Stated goal:
Keep the pictures out and restate every record exactly.
--- begin Dataset extract ---
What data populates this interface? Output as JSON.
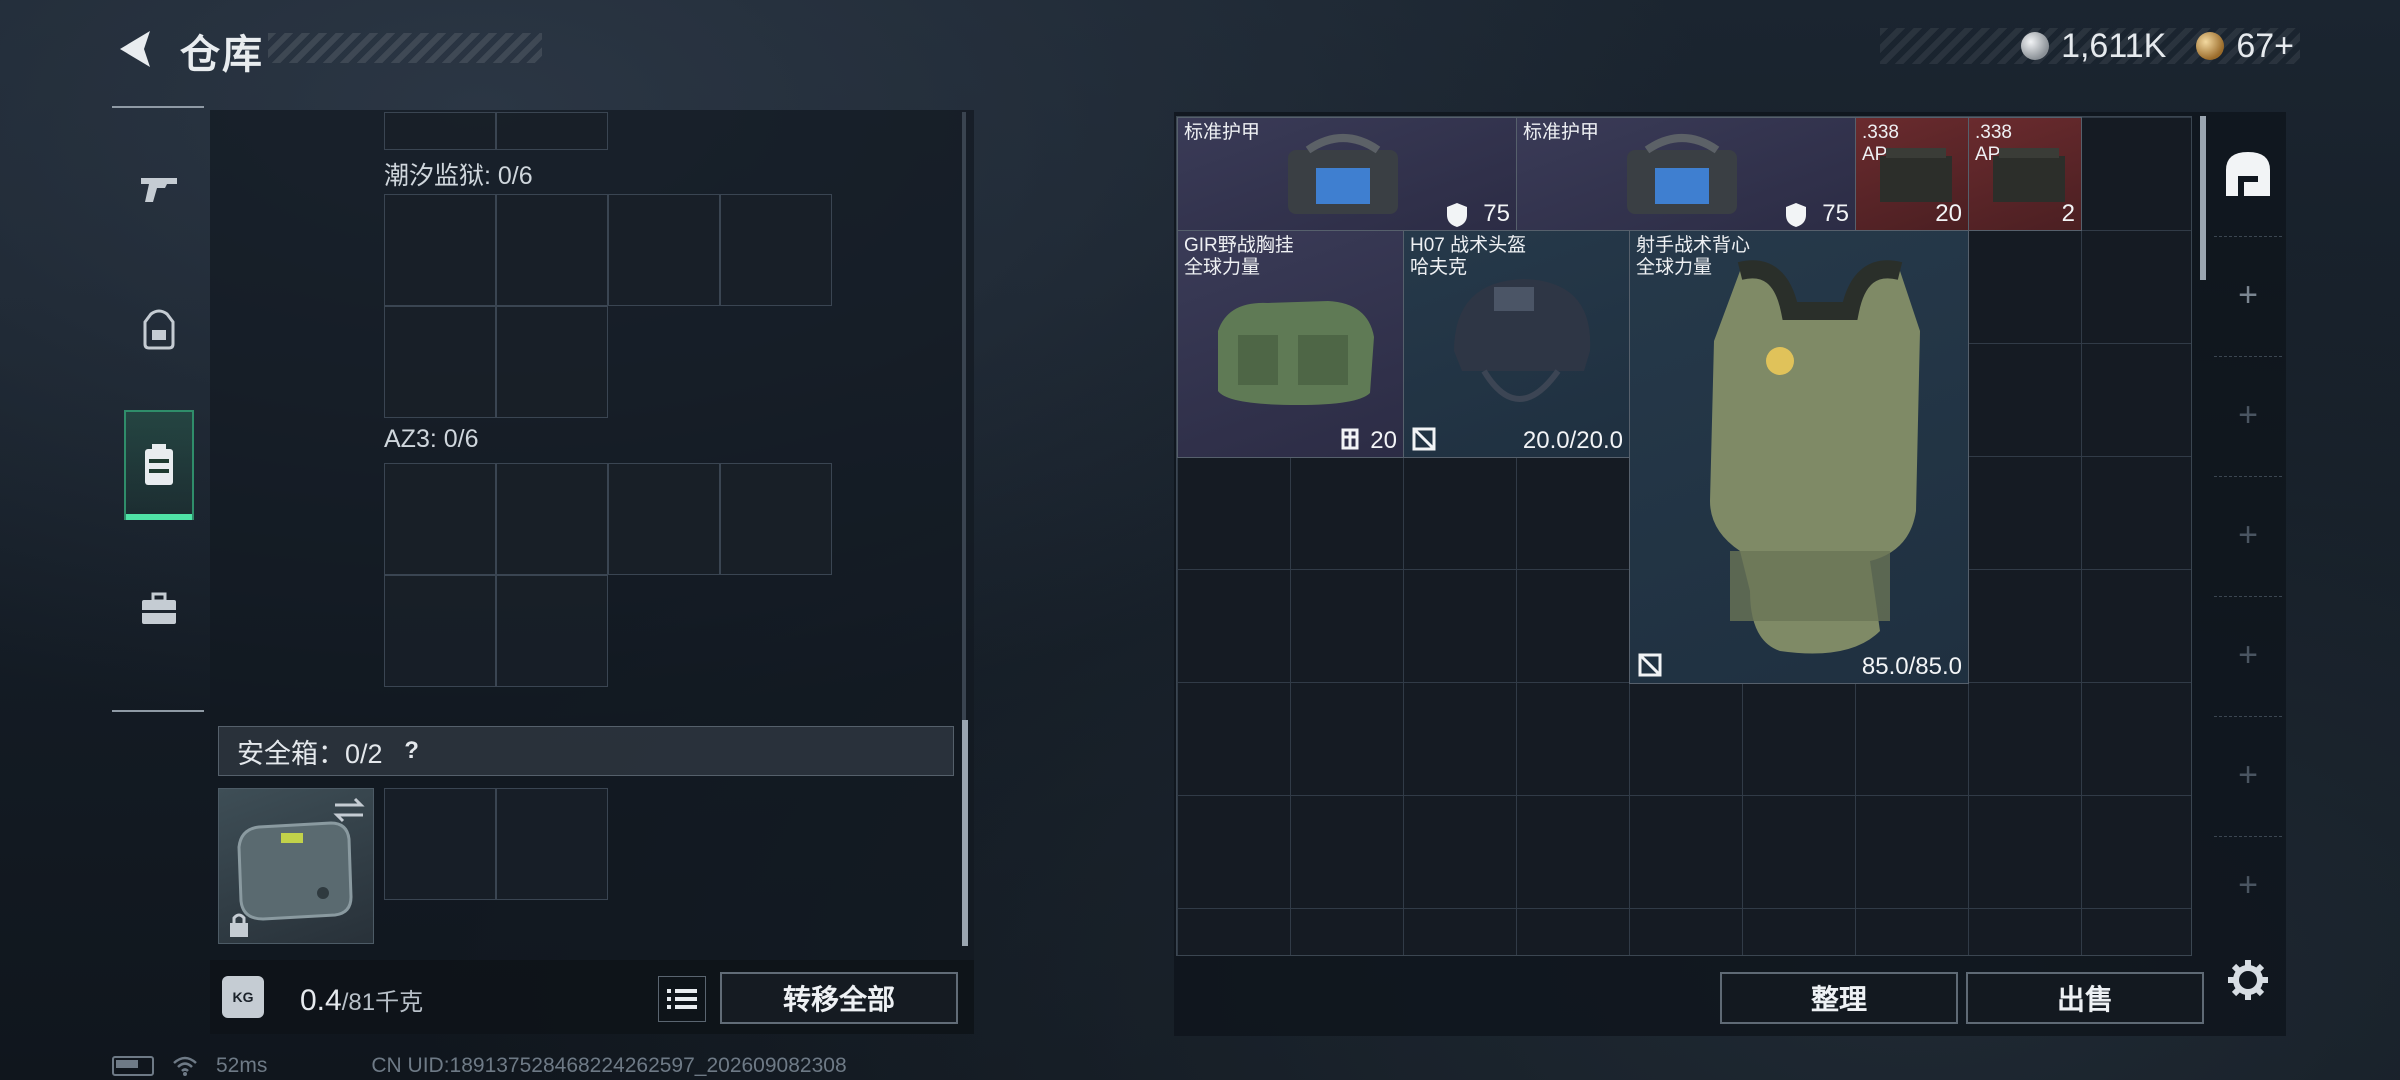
{
  "header": {
    "title": "仓库",
    "currencies": [
      {
        "icon": "silver-coin-icon",
        "value": "1,611K"
      },
      {
        "icon": "gold-coin-icon",
        "value": "67+"
      }
    ]
  },
  "sidebar": {
    "items": [
      {
        "icon": "pistol-icon"
      },
      {
        "icon": "backpack-icon"
      },
      {
        "icon": "storage-case-icon",
        "active": true
      },
      {
        "icon": "toolbox-icon"
      }
    ]
  },
  "left_panel": {
    "containers": [
      {
        "label": "潮汐监狱: 0/6"
      },
      {
        "label": "AZ3: 0/6"
      }
    ],
    "safe_box": {
      "label": "安全箱：0/2",
      "help": "?"
    },
    "weight": {
      "icon_label": "KG",
      "current": "0.4",
      "max": "/81千克"
    },
    "transfer_label": "转移全部"
  },
  "storage": {
    "items": [
      {
        "name": "标准护甲",
        "stat": "75",
        "color": "purple"
      },
      {
        "name": "标准护甲",
        "stat": "75",
        "color": "purple"
      },
      {
        "name": ".338\nAP",
        "stat": "20",
        "color": "red"
      },
      {
        "name": ".338\nAP",
        "stat": "2",
        "color": "red"
      },
      {
        "name": "GIR野战胸挂\n全球力量",
        "stat": "20",
        "color": "purple"
      },
      {
        "name": "H07 战术头盔\n哈夫克",
        "stat": "20.0/20.0",
        "color": "blue"
      },
      {
        "name": "射手战术背心\n全球力量",
        "stat": "85.0/85.0",
        "color": "blue"
      }
    ],
    "sort_label": "整理",
    "sell_label": "出售"
  },
  "status_bar": {
    "ping": "52ms",
    "uid": "CN UID:1891375284682242625​97_202609082308"
  }
}
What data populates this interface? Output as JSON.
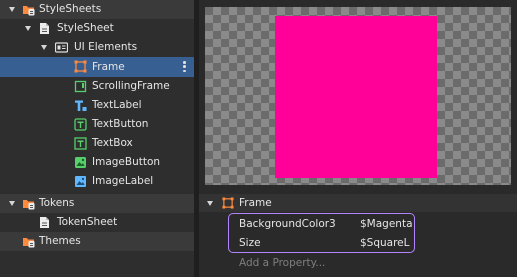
{
  "explorer": {
    "items": [
      {
        "label": "StyleSheets",
        "icon": "stylesheets-folder-icon"
      },
      {
        "label": "StyleSheet",
        "icon": "stylesheet-icon"
      },
      {
        "label": "UI Elements",
        "icon": "ui-elements-icon"
      },
      {
        "label": "Frame",
        "icon": "frame-icon"
      },
      {
        "label": "ScrollingFrame",
        "icon": "scrolling-frame-icon"
      },
      {
        "label": "TextLabel",
        "icon": "text-label-icon"
      },
      {
        "label": "TextButton",
        "icon": "text-button-icon"
      },
      {
        "label": "TextBox",
        "icon": "text-box-icon"
      },
      {
        "label": "ImageButton",
        "icon": "image-button-icon"
      },
      {
        "label": "ImageLabel",
        "icon": "image-label-icon"
      },
      {
        "label": "Tokens",
        "icon": "tokens-folder-icon"
      },
      {
        "label": "TokenSheet",
        "icon": "tokensheet-icon"
      },
      {
        "label": "Themes",
        "icon": "themes-folder-icon"
      }
    ]
  },
  "preview": {
    "frame_color": "#ff0099"
  },
  "properties": {
    "header": "Frame",
    "rows": [
      {
        "name": "BackgroundColor3",
        "value": "$Magenta"
      },
      {
        "name": "Size",
        "value": "$SquareL"
      }
    ],
    "add_placeholder": "Add a Property..."
  },
  "colors": {
    "selection": "#375f91",
    "highlight_border": "#b384ff",
    "frame_icon": "#ff8a3d"
  }
}
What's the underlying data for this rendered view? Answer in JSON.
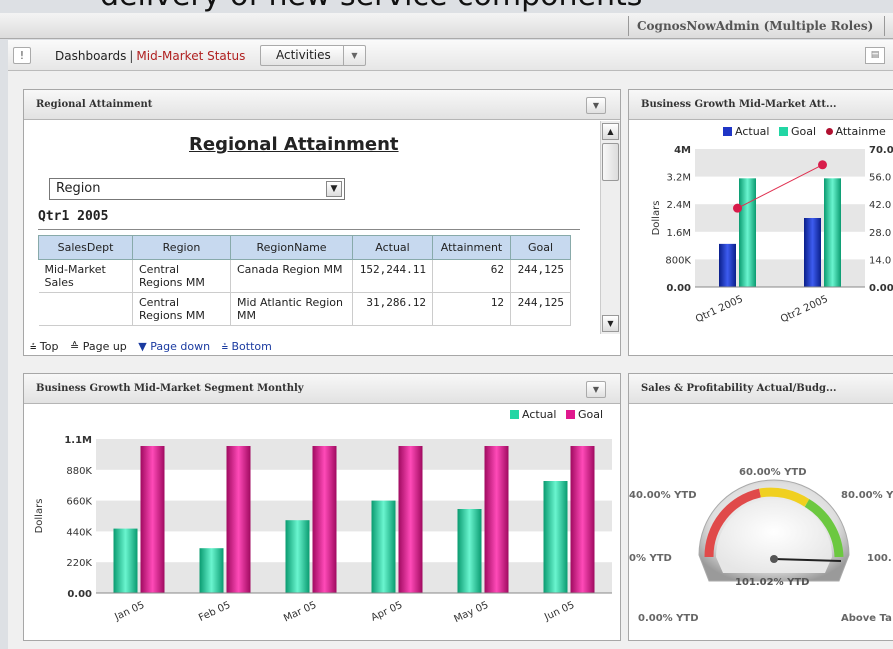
{
  "header": {
    "headline": "delivery of new service components",
    "user": "CognosNowAdmin (Multiple Roles)"
  },
  "toolbar": {
    "info_label": "!",
    "breadcrumb_root": "Dashboards",
    "breadcrumb_sep": "|",
    "breadcrumb_current": "Mid-Market Status",
    "activities_label": "Activities"
  },
  "regional": {
    "widget_title": "Regional Attainment",
    "title": "Regional Attainment",
    "region_select": "Region",
    "period": "Qtr1 2005",
    "columns": [
      "SalesDept",
      "Region",
      "RegionName",
      "Actual",
      "Attainment",
      "Goal"
    ],
    "rows": [
      [
        "Mid-Market Sales",
        "Central Regions MM",
        "Canada Region MM",
        "152,244.11",
        "62",
        "244,125"
      ],
      [
        "",
        "Central Regions MM",
        "Mid Atlantic Region MM",
        "31,286.12",
        "12",
        "244,125"
      ]
    ],
    "pager": {
      "top": "Top",
      "page_up": "Page up",
      "page_down": "Page down",
      "bottom": "Bottom"
    }
  },
  "growth": {
    "widget_title": "Business Growth Mid-Market Att...",
    "legend": [
      "Actual",
      "Goal",
      "Attainme"
    ]
  },
  "monthly": {
    "widget_title": "Business Growth Mid-Market Segment Monthly",
    "legend": [
      "Actual",
      "Goal"
    ]
  },
  "sales": {
    "widget_title": "Sales & Profitability Actual/Budg...",
    "labels": {
      "top": "60.00% YTD",
      "upper_left": "40.00% YTD",
      "upper_right": "80.00% Y",
      "left": "0% YTD",
      "right": "100.",
      "center": "101.02% YTD",
      "bottom_left": "0.00% YTD",
      "bottom_right": "Above Ta"
    },
    "gauge_value": 101.02
  },
  "colors": {
    "actual_blue": "#1f35c6",
    "goal_teal": "#22d6a4",
    "attainment_red": "#d81d4b",
    "goal_magenta": "#e0188e"
  },
  "chart_data": [
    {
      "type": "bar",
      "title": "Business Growth Mid-Market Att...",
      "ylabel": "Dollars",
      "categories": [
        "Qtr1 2005",
        "Qtr2 2005"
      ],
      "ylim": [
        0,
        4000000
      ],
      "yticks": [
        "0.00",
        "800K",
        "1.6M",
        "2.4M",
        "3.2M",
        "4M"
      ],
      "y2ticks": [
        "0.00",
        "14.0",
        "28.0",
        "42.0",
        "56.0",
        "70.0"
      ],
      "series": [
        {
          "name": "Actual",
          "values": [
            1250000,
            2000000
          ]
        },
        {
          "name": "Goal",
          "values": [
            3150000,
            3150000
          ]
        },
        {
          "name": "Attainme",
          "type": "line",
          "axis": "secondary",
          "values": [
            40,
            62
          ]
        }
      ]
    },
    {
      "type": "bar",
      "title": "Business Growth Mid-Market Segment Monthly",
      "ylabel": "Dollars",
      "categories": [
        "Jan 05",
        "Feb 05",
        "Mar 05",
        "Apr 05",
        "May 05",
        "Jun 05"
      ],
      "ylim": [
        0,
        1100000
      ],
      "yticks": [
        "0.00",
        "220K",
        "440K",
        "660K",
        "880K",
        "1.1M"
      ],
      "series": [
        {
          "name": "Actual",
          "values": [
            460000,
            320000,
            520000,
            660000,
            600000,
            800000
          ]
        },
        {
          "name": "Goal",
          "values": [
            1050000,
            1050000,
            1050000,
            1050000,
            1050000,
            1050000
          ]
        }
      ]
    }
  ]
}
--- end Dataset extract ---
Answer to the exercise:
What data populates this interface? Output as JSON.
{
  "header": {
    "title": "仓库",
    "currencies": [
      {
        "icon": "silver-coin-icon",
        "value": "1,611K"
      },
      {
        "icon": "gold-coin-icon",
        "value": "67+"
      }
    ]
  },
  "sidebar": {
    "items": [
      {
        "icon": "pistol-icon"
      },
      {
        "icon": "backpack-icon"
      },
      {
        "icon": "storage-case-icon",
        "active": true
      },
      {
        "icon": "toolbox-icon"
      }
    ]
  },
  "left_panel": {
    "containers": [
      {
        "label": "潮汐监狱: 0/6"
      },
      {
        "label": "AZ3: 0/6"
      }
    ],
    "safe_box": {
      "label": "安全箱：0/2",
      "help": "?"
    },
    "weight": {
      "icon_label": "KG",
      "current": "0.4",
      "max": "/81千克"
    },
    "transfer_label": "转移全部"
  },
  "storage": {
    "items": [
      {
        "name": "标准护甲",
        "stat": "75",
        "color": "purple"
      },
      {
        "name": "标准护甲",
        "stat": "75",
        "color": "purple"
      },
      {
        "name": ".338\nAP",
        "stat": "20",
        "color": "red"
      },
      {
        "name": ".338\nAP",
        "stat": "2",
        "color": "red"
      },
      {
        "name": "GIR野战胸挂\n全球力量",
        "stat": "20",
        "color": "purple"
      },
      {
        "name": "H07 战术头盔\n哈夫克",
        "stat": "20.0/20.0",
        "color": "blue"
      },
      {
        "name": "射手战术背心\n全球力量",
        "stat": "85.0/85.0",
        "color": "blue"
      }
    ],
    "sort_label": "整理",
    "sell_label": "出售"
  },
  "status_bar": {
    "ping": "52ms",
    "uid": "CN UID:1891375284682242625​97_202609082308"
  }
}
What data populates this interface? Output as JSON.
{
  "explorer": {
    "items": [
      {
        "label": "StyleSheets",
        "icon": "stylesheets-folder-icon"
      },
      {
        "label": "StyleSheet",
        "icon": "stylesheet-icon"
      },
      {
        "label": "UI Elements",
        "icon": "ui-elements-icon"
      },
      {
        "label": "Frame",
        "icon": "frame-icon"
      },
      {
        "label": "ScrollingFrame",
        "icon": "scrolling-frame-icon"
      },
      {
        "label": "TextLabel",
        "icon": "text-label-icon"
      },
      {
        "label": "TextButton",
        "icon": "text-button-icon"
      },
      {
        "label": "TextBox",
        "icon": "text-box-icon"
      },
      {
        "label": "ImageButton",
        "icon": "image-button-icon"
      },
      {
        "label": "ImageLabel",
        "icon": "image-label-icon"
      },
      {
        "label": "Tokens",
        "icon": "tokens-folder-icon"
      },
      {
        "label": "TokenSheet",
        "icon": "tokensheet-icon"
      },
      {
        "label": "Themes",
        "icon": "themes-folder-icon"
      }
    ]
  },
  "preview": {
    "frame_color": "#ff0099"
  },
  "properties": {
    "header": "Frame",
    "rows": [
      {
        "name": "BackgroundColor3",
        "value": "$Magenta"
      },
      {
        "name": "Size",
        "value": "$SquareL"
      }
    ],
    "add_placeholder": "Add a Property..."
  },
  "colors": {
    "selection": "#375f91",
    "highlight_border": "#b384ff",
    "frame_icon": "#ff8a3d"
  }
}
What's the underlying data for this rendered view? Answer in JSON.
{
  "header": {
    "headline": "delivery of new service components",
    "user": "CognosNowAdmin (Multiple Roles)"
  },
  "toolbar": {
    "info_label": "!",
    "breadcrumb_root": "Dashboards",
    "breadcrumb_sep": "|",
    "breadcrumb_current": "Mid-Market Status",
    "activities_label": "Activities"
  },
  "regional": {
    "widget_title": "Regional Attainment",
    "title": "Regional Attainment",
    "region_select": "Region",
    "period": "Qtr1 2005",
    "columns": [
      "SalesDept",
      "Region",
      "RegionName",
      "Actual",
      "Attainment",
      "Goal"
    ],
    "rows": [
      [
        "Mid-Market Sales",
        "Central Regions MM",
        "Canada Region MM",
        "152,244.11",
        "62",
        "244,125"
      ],
      [
        "",
        "Central Regions MM",
        "Mid Atlantic Region MM",
        "31,286.12",
        "12",
        "244,125"
      ]
    ],
    "pager": {
      "top": "Top",
      "page_up": "Page up",
      "page_down": "Page down",
      "bottom": "Bottom"
    }
  },
  "growth": {
    "widget_title": "Business Growth Mid-Market Att...",
    "legend": [
      "Actual",
      "Goal",
      "Attainme"
    ]
  },
  "monthly": {
    "widget_title": "Business Growth Mid-Market Segment Monthly",
    "legend": [
      "Actual",
      "Goal"
    ]
  },
  "sales": {
    "widget_title": "Sales & Profitability Actual/Budg...",
    "labels": {
      "top": "60.00% YTD",
      "upper_left": "40.00% YTD",
      "upper_right": "80.00% Y",
      "left": "0% YTD",
      "right": "100.",
      "center": "101.02% YTD",
      "bottom_left": "0.00% YTD",
      "bottom_right": "Above Ta"
    },
    "gauge_value": 101.02
  },
  "colors": {
    "actual_blue": "#1f35c6",
    "goal_teal": "#22d6a4",
    "attainment_red": "#d81d4b",
    "goal_magenta": "#e0188e"
  },
  "chart_data": [
    {
      "type": "bar",
      "title": "Business Growth Mid-Market Att...",
      "ylabel": "Dollars",
      "categories": [
        "Qtr1 2005",
        "Qtr2 2005"
      ],
      "ylim": [
        0,
        4000000
      ],
      "yticks": [
        "0.00",
        "800K",
        "1.6M",
        "2.4M",
        "3.2M",
        "4M"
      ],
      "y2ticks": [
        "0.00",
        "14.0",
        "28.0",
        "42.0",
        "56.0",
        "70.0"
      ],
      "series": [
        {
          "name": "Actual",
          "values": [
            1250000,
            2000000
          ]
        },
        {
          "name": "Goal",
          "values": [
            3150000,
            3150000
          ]
        },
        {
          "name": "Attainme",
          "type": "line",
          "axis": "secondary",
          "values": [
            40,
            62
          ]
        }
      ]
    },
    {
      "type": "bar",
      "title": "Business Growth Mid-Market Segment Monthly",
      "ylabel": "Dollars",
      "categories": [
        "Jan 05",
        "Feb 05",
        "Mar 05",
        "Apr 05",
        "May 05",
        "Jun 05"
      ],
      "ylim": [
        0,
        1100000
      ],
      "yticks": [
        "0.00",
        "220K",
        "440K",
        "660K",
        "880K",
        "1.1M"
      ],
      "series": [
        {
          "name": "Actual",
          "values": [
            460000,
            320000,
            520000,
            660000,
            600000,
            800000
          ]
        },
        {
          "name": "Goal",
          "values": [
            1050000,
            1050000,
            1050000,
            1050000,
            1050000,
            1050000
          ]
        }
      ]
    }
  ]
}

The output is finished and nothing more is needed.